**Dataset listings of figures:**
▬▬▬▬▬▬
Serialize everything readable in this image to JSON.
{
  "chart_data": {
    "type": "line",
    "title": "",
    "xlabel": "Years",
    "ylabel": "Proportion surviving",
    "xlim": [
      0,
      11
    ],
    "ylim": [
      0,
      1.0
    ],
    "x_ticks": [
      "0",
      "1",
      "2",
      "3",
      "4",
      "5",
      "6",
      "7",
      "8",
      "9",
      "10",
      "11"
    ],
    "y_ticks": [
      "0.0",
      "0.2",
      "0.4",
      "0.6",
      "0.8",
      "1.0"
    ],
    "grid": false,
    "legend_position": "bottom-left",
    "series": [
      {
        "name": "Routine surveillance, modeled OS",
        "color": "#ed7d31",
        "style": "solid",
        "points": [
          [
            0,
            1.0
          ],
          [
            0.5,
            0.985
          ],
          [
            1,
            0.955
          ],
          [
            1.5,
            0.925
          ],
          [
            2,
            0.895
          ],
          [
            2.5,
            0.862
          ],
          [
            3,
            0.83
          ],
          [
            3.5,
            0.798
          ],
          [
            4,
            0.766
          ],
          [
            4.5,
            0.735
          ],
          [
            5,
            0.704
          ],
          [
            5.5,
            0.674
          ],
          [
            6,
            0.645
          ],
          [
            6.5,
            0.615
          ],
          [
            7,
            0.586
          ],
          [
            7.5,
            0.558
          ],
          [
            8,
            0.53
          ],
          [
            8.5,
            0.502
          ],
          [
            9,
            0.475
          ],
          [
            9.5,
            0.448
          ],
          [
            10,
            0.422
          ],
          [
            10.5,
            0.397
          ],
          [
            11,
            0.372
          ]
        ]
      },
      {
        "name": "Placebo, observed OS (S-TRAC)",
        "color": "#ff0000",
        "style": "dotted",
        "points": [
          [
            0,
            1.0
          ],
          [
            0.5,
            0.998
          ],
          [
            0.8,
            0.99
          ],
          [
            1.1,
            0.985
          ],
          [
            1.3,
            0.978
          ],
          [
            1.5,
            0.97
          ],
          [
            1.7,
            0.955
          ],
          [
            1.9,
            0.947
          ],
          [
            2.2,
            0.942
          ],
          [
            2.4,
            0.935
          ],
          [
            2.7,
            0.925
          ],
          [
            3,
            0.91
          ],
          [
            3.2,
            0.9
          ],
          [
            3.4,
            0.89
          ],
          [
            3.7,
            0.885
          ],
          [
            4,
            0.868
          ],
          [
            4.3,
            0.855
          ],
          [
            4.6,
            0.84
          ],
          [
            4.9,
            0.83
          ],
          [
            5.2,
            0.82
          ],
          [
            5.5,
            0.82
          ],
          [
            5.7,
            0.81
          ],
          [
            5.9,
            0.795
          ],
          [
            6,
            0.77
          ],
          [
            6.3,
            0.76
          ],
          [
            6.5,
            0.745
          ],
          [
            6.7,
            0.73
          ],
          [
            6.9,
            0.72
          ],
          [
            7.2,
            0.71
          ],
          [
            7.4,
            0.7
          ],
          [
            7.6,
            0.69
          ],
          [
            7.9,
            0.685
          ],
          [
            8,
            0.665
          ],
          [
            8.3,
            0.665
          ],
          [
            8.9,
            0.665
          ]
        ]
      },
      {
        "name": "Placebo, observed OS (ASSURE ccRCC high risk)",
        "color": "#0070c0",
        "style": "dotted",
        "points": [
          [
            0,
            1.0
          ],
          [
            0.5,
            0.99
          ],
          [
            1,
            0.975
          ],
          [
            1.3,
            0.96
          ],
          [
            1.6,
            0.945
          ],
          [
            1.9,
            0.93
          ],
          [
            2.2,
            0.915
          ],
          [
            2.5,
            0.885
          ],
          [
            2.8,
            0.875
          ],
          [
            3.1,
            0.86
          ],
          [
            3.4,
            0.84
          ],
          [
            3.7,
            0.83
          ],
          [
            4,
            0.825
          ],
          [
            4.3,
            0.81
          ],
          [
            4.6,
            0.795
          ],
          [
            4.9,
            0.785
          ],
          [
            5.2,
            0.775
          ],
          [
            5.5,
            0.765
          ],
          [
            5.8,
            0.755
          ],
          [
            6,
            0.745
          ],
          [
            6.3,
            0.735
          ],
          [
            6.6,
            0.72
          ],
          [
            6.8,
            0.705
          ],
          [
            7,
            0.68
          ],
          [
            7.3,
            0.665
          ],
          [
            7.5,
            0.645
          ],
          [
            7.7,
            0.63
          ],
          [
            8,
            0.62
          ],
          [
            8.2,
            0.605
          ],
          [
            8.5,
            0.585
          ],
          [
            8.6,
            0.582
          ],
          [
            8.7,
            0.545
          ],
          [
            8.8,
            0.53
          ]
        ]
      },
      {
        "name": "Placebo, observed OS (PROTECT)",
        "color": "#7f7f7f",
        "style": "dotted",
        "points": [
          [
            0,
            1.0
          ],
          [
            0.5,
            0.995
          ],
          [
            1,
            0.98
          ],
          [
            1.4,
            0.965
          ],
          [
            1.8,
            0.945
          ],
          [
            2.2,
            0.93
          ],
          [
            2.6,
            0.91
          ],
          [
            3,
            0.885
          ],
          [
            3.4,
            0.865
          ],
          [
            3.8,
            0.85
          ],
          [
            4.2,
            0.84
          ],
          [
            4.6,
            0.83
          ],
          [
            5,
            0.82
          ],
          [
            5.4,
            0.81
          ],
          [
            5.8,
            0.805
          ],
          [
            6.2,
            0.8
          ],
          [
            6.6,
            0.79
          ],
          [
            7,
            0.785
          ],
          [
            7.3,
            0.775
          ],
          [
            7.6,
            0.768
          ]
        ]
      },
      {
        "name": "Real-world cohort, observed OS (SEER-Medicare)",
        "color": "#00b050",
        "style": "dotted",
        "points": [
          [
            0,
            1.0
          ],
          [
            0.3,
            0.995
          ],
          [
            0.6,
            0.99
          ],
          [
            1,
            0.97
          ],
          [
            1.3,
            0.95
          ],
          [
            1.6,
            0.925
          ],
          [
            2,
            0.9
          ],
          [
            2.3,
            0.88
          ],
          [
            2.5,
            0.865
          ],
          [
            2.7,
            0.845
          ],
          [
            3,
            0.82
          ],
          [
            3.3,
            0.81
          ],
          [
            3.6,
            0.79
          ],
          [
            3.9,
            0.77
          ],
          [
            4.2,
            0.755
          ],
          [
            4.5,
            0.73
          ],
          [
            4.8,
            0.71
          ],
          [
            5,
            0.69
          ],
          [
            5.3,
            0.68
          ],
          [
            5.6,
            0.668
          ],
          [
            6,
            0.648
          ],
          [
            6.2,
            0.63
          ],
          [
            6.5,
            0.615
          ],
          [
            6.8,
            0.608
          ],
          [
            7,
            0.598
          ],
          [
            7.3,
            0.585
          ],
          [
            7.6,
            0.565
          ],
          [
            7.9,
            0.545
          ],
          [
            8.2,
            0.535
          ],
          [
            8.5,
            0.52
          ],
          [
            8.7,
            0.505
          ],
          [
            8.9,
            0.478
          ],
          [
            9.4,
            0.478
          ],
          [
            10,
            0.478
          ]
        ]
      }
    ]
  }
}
▬▬▬▬▬▬
**TASK PROMPT:** Reproduce each line of the material containing the word "Placebo".

**OUTPUT FOR THIS EXERCISE:**
        "name": "Placebo, observed OS (S-TRAC)",
        "name": "Placebo, observed OS (ASSURE ccRCC high risk)",
        "name": "Placebo, observed OS (PROTECT)",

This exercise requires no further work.